**Exercise brief:** State how many lines hold the word "image", with no other words.

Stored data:
--- Begin ---

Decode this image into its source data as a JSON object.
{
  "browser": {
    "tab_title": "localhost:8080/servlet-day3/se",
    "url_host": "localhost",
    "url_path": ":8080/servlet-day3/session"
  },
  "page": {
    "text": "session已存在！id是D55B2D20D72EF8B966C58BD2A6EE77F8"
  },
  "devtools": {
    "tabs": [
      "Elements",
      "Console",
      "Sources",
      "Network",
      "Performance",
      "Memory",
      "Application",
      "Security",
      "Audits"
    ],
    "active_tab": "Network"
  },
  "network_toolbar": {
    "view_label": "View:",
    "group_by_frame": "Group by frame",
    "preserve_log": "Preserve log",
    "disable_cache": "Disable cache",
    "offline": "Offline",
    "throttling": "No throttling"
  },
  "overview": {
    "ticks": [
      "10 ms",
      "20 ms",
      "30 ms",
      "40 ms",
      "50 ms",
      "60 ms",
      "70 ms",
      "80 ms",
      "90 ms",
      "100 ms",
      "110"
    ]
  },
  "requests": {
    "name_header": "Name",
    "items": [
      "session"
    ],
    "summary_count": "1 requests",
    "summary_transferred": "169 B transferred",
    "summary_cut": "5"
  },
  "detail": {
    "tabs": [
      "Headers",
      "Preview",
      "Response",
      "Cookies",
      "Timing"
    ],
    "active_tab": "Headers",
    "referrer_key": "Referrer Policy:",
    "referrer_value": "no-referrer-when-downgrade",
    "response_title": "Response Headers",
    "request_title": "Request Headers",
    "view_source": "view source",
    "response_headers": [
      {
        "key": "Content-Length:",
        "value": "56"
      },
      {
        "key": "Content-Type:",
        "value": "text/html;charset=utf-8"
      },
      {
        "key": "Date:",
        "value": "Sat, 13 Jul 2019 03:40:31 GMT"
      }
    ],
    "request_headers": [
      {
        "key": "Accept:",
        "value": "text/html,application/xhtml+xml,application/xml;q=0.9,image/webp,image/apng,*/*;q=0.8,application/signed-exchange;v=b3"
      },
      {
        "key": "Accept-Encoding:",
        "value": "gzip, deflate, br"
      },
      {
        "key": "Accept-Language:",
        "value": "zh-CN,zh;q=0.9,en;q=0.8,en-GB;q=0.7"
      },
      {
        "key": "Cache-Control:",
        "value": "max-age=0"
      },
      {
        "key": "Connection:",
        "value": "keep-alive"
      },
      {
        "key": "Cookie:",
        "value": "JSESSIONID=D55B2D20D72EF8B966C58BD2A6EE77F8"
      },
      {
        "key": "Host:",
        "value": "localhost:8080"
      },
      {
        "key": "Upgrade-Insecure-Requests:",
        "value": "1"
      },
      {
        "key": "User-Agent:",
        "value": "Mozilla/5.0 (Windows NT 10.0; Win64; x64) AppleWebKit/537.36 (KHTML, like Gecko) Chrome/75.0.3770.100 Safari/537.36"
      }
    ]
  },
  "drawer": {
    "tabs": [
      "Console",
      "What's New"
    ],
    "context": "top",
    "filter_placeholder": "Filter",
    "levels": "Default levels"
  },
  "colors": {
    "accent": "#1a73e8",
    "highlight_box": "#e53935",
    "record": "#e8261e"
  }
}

--- End ---

**The reply:** 2